▶ [YOUR TASK]:
Pick out each line in these entries that contains the string "Forest".

▶ [Extracts from a graphics dataset]:
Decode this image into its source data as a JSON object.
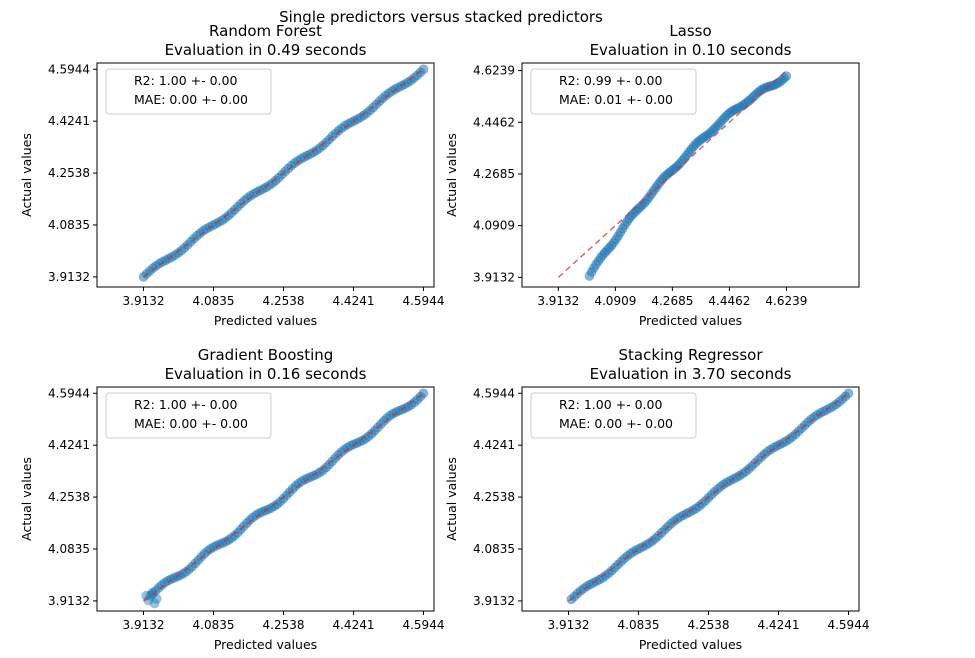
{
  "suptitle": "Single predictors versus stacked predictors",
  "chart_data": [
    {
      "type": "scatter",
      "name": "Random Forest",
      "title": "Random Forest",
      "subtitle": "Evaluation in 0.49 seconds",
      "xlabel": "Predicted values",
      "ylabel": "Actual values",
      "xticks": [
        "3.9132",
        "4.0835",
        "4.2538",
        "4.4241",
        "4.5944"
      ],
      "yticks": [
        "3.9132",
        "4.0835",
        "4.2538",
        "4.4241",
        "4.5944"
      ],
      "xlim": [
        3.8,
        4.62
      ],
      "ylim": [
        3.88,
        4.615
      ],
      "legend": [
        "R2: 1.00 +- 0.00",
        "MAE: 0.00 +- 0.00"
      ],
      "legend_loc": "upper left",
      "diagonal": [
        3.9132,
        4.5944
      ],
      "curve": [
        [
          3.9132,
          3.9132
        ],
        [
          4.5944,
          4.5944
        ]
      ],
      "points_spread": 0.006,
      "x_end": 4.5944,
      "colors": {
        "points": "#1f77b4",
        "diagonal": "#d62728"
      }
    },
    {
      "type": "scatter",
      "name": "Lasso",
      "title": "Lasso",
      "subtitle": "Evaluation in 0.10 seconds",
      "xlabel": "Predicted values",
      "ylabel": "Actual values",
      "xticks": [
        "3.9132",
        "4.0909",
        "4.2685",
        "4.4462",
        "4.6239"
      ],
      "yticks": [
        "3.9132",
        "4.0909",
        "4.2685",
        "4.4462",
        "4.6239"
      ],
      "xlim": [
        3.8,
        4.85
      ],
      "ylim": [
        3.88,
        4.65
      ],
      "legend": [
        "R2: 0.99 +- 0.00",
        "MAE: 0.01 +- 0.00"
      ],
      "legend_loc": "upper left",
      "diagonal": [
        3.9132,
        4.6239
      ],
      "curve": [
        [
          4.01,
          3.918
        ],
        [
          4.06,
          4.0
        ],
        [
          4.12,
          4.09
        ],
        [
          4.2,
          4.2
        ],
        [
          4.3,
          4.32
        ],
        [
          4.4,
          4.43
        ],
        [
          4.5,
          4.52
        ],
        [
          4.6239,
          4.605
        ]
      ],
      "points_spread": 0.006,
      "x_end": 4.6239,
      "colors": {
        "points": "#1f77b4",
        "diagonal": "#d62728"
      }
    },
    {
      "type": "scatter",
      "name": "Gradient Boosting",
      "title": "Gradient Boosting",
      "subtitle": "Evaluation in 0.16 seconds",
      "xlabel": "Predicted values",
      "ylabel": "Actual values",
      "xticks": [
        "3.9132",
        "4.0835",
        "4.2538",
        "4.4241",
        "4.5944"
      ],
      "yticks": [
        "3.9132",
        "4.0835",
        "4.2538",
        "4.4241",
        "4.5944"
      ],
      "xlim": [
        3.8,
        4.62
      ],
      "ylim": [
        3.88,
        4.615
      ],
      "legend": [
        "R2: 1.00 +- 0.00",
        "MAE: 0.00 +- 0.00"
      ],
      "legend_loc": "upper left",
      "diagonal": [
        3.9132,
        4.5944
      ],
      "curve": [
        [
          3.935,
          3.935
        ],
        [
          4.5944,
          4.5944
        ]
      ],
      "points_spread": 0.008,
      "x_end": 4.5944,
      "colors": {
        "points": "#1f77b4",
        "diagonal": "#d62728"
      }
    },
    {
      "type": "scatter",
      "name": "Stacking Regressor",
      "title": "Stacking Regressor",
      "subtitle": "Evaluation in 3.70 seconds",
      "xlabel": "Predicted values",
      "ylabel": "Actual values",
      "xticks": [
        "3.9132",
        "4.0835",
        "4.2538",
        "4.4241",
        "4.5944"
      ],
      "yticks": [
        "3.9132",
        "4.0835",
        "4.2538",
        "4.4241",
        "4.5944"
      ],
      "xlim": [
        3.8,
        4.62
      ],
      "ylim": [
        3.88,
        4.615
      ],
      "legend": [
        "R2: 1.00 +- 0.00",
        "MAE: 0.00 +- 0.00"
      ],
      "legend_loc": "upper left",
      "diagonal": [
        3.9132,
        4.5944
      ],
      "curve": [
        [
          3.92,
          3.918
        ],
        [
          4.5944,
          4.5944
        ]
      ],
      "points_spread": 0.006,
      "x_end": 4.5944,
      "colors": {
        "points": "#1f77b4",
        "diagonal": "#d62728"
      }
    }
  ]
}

* * *

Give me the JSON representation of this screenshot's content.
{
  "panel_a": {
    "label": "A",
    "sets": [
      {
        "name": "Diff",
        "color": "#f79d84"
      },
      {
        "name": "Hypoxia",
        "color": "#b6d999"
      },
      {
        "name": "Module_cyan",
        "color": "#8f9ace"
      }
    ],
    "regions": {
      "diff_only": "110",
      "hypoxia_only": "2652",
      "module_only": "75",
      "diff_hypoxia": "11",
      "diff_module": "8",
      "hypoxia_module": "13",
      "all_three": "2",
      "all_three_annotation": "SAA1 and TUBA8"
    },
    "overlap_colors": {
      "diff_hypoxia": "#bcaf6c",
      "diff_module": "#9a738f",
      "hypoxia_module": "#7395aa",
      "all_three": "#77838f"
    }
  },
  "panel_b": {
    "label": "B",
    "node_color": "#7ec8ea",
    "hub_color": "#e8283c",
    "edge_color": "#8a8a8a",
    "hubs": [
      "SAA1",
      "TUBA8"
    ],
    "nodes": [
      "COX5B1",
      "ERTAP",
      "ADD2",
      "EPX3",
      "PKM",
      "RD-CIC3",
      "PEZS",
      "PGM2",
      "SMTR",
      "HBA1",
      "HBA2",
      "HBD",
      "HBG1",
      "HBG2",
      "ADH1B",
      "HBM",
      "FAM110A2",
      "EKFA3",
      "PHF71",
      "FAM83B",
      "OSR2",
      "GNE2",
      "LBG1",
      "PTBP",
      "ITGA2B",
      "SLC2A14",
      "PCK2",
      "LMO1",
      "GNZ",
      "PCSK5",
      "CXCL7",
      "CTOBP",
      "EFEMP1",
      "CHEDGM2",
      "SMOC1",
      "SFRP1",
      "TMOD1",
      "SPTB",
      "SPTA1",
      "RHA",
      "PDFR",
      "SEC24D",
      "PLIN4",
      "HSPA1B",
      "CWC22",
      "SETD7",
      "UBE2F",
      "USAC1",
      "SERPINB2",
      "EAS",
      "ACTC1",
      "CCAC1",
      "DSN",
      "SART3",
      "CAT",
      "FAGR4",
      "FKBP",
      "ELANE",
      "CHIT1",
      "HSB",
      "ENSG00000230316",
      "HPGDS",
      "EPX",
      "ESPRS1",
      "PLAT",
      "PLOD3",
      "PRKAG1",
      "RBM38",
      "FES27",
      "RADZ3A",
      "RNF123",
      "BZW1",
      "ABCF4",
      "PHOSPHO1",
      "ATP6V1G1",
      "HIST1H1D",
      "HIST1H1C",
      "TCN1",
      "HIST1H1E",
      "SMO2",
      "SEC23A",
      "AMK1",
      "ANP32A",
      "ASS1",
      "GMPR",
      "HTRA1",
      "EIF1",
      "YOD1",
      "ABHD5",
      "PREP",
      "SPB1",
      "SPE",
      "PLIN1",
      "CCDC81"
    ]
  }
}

▶ [CORRECT RESULT]:
      "name": "Random Forest",
      "title": "Random Forest",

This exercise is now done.